| What is asked |
Could you return every line of the records below without changing anything?

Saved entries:
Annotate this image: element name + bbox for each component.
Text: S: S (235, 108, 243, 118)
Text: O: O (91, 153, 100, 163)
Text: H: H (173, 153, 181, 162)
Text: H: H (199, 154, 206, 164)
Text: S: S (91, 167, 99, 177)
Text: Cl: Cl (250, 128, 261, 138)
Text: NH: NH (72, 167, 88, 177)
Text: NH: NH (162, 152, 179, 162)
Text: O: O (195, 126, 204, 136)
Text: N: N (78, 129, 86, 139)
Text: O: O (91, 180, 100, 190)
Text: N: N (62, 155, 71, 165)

| Task result |
Annotate this image: element name + bbox for each component.
Text: S: S (235, 108, 243, 118)
Text: O: O (91, 153, 100, 163)
Text: H: H (173, 153, 181, 162)
Text: H: H (199, 154, 206, 164)
Text: S: S (91, 167, 99, 177)
Text: Cl: Cl (250, 128, 261, 138)
Text: NH: NH (72, 167, 88, 177)
Text: NH: NH (162, 152, 179, 162)
Text: O: O (195, 126, 204, 136)
Text: N: N (78, 129, 86, 139)
Text: O: O (91, 180, 100, 190)
Text: N: N (62, 155, 71, 165)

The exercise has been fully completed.